-- START OF Document text --
It is vitally important to provide the right tools for new supervisors. It gives them the confidence to do the job to their true potential. I am very passionate about employers giving them this critical support. ‘Accidental leaders’ can crash and burn through no fault of their own. Each supervisor may need slightly different tools to match their circumstances.
Sometimes in your training career you get one of those amazing moments whilst helping supervisors to appreciate their role. This happened to me recently when six supervisors from the award winning Farmer Palmers, near Poole, attended our Supervisor’s Toolkit course. This was part of Farmer Palmers Written Plan to deliver “Progress is Success” training. It was refreshing for me that they were so eager to learn, implement their actions and to make a real difference. Too often young people get bad press these days. I would like to share this with you, as actually, there are some exceptional people out there. They just need to be given the opportunity to prove it.
Agreeing the Right Tools for New Supervisors
Every business has different requirements. I visited Farmer Palmers to find out what results they needed from the course and tied this in with the delegates’ pre-course briefings. This is part of our service at Training for Results.
The business needs were that the delegates should:
- Have more confidence to manage.
- Understand their boundaries and expectations.
- Feel more empowered and accept their accountability and take ownership.
- Be more pro-active in finding solutions to problems.
- Understand the implications of change and strategy.
- Give more praise and manage performance.
- Be able to delegate effectively.
-- END OF Document text --
> Required task
Answer these questions about the supervisor training article:
1. How many supervisors from Farmer Palmers attended the course?
2. What training was Farmer Palmers' Written Plan meant to deliver?
3. What is the name of the organization that ran the course?
-- START OF Excerpted data --
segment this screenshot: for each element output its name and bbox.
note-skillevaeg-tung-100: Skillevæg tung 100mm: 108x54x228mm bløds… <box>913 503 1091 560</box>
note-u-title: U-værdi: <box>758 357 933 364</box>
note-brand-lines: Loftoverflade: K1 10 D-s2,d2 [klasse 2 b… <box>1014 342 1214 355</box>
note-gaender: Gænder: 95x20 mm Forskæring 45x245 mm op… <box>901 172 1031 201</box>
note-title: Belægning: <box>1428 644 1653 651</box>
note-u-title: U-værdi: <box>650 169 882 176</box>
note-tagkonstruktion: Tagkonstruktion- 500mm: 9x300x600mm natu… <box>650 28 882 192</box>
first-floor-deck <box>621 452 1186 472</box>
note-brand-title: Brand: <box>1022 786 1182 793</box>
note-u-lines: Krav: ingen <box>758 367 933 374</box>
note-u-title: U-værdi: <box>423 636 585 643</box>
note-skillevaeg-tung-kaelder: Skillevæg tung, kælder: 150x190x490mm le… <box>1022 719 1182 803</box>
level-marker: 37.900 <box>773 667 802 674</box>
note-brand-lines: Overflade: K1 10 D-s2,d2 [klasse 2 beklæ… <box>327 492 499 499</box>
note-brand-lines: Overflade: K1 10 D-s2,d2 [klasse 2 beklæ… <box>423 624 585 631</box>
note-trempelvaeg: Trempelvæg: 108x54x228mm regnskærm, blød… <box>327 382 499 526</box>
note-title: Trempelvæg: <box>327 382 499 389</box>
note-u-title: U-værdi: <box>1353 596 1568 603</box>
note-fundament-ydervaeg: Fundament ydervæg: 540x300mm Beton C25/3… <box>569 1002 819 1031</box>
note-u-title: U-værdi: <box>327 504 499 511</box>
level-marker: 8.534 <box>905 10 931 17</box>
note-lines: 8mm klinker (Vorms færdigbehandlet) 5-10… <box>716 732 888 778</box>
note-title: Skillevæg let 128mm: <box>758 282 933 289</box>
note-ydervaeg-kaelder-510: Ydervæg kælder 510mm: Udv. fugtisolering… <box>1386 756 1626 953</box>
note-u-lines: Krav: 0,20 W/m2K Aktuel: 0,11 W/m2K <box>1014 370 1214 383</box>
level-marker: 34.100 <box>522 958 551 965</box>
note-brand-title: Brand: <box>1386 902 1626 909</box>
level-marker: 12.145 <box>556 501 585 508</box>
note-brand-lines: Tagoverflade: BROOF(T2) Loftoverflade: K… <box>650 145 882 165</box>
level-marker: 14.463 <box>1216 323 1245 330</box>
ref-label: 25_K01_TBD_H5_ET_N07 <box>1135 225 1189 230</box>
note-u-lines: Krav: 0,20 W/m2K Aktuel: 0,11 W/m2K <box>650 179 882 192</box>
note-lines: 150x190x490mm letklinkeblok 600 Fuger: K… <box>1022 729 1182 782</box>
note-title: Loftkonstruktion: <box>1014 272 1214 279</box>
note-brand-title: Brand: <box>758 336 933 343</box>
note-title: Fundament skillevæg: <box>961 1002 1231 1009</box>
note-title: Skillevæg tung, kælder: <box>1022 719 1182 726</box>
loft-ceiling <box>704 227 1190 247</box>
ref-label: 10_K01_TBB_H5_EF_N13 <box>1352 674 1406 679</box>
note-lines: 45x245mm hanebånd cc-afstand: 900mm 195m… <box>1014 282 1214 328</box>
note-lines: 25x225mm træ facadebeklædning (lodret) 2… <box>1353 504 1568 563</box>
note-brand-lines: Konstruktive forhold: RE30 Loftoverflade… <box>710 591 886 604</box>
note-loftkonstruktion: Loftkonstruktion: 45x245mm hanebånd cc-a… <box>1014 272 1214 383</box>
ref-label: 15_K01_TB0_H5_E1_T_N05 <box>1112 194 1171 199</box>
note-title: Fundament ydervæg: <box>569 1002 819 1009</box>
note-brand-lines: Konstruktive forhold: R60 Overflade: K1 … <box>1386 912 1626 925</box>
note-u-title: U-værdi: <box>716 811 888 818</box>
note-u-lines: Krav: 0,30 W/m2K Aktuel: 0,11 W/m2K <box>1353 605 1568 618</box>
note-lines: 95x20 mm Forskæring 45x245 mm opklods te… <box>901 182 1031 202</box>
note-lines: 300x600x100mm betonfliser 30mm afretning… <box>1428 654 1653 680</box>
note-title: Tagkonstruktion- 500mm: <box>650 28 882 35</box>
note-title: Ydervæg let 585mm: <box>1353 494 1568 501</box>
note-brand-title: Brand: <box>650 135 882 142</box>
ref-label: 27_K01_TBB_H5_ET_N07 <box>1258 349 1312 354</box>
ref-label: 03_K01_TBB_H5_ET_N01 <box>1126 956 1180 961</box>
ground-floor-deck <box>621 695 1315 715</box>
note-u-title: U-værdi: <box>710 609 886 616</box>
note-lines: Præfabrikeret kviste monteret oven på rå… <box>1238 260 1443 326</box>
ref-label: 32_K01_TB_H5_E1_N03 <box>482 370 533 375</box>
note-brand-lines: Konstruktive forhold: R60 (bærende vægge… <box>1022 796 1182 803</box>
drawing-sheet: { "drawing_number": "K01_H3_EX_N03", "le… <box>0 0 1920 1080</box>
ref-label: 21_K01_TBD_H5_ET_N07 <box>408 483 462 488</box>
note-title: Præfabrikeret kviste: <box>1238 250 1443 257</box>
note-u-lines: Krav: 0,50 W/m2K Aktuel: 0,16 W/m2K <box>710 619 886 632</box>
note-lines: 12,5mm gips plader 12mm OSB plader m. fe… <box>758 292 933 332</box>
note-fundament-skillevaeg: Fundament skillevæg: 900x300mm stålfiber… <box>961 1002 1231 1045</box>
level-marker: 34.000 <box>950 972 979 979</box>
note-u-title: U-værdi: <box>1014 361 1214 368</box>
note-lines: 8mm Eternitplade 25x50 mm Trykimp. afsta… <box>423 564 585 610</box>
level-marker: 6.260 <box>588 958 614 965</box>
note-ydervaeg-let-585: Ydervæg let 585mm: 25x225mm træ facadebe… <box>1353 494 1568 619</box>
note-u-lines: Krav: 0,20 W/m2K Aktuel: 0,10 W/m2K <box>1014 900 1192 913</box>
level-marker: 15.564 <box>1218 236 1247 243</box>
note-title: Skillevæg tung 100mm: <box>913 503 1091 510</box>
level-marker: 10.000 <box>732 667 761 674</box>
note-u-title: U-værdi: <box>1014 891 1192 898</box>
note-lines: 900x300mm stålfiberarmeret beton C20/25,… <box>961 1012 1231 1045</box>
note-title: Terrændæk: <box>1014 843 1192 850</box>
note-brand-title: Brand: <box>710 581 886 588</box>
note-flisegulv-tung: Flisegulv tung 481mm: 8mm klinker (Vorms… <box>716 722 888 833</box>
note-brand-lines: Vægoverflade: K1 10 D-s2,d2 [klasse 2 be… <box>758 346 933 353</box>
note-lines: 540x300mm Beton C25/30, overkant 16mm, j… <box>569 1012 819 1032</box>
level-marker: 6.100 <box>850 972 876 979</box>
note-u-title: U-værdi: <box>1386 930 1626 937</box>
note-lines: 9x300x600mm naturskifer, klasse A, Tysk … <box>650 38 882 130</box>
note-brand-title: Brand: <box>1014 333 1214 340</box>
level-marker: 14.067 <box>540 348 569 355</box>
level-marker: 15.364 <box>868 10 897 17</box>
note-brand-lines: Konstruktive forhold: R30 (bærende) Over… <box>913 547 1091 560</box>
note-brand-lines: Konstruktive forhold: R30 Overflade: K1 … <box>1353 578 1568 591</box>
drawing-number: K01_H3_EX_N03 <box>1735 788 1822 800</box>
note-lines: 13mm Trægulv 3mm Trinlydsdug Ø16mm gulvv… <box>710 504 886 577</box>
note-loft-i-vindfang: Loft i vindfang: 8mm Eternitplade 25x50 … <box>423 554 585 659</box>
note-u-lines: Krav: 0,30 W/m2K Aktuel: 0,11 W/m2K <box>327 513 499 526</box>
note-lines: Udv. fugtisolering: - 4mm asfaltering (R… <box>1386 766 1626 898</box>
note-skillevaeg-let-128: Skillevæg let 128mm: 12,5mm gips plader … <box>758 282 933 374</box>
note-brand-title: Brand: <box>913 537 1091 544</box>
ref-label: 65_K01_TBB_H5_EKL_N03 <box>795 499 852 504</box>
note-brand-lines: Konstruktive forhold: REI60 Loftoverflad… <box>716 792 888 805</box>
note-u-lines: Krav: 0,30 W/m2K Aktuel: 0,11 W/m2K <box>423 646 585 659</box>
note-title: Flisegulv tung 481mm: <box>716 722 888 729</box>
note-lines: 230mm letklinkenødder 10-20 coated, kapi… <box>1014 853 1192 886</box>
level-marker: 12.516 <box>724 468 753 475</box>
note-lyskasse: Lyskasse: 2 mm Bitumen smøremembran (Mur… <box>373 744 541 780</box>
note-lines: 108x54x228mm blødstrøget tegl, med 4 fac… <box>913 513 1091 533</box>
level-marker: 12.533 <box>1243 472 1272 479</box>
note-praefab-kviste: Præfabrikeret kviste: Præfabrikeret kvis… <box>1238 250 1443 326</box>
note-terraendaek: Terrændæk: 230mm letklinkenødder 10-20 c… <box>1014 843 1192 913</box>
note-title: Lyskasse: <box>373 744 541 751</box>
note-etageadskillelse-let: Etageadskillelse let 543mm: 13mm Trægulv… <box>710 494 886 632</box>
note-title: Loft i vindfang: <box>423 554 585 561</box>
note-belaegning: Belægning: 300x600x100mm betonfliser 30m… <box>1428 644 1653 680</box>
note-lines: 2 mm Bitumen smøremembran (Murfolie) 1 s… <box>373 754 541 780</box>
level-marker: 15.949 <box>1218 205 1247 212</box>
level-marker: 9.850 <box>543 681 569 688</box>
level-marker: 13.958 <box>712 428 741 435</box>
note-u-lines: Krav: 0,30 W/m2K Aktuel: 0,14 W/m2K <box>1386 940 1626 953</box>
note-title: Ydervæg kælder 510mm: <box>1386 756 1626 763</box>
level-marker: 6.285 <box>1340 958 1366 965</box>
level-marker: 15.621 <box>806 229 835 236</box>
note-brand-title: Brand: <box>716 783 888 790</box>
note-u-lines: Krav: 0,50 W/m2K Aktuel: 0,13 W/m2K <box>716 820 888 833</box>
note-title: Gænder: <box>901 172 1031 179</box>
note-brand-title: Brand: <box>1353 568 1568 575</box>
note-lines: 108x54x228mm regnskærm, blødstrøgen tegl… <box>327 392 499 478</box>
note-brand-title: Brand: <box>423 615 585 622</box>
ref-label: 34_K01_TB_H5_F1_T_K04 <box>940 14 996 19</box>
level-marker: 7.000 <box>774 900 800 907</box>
-- END OF Excerpted data --
> Written solution
1. Six
2. "Progress is Success" training
3. Training for Results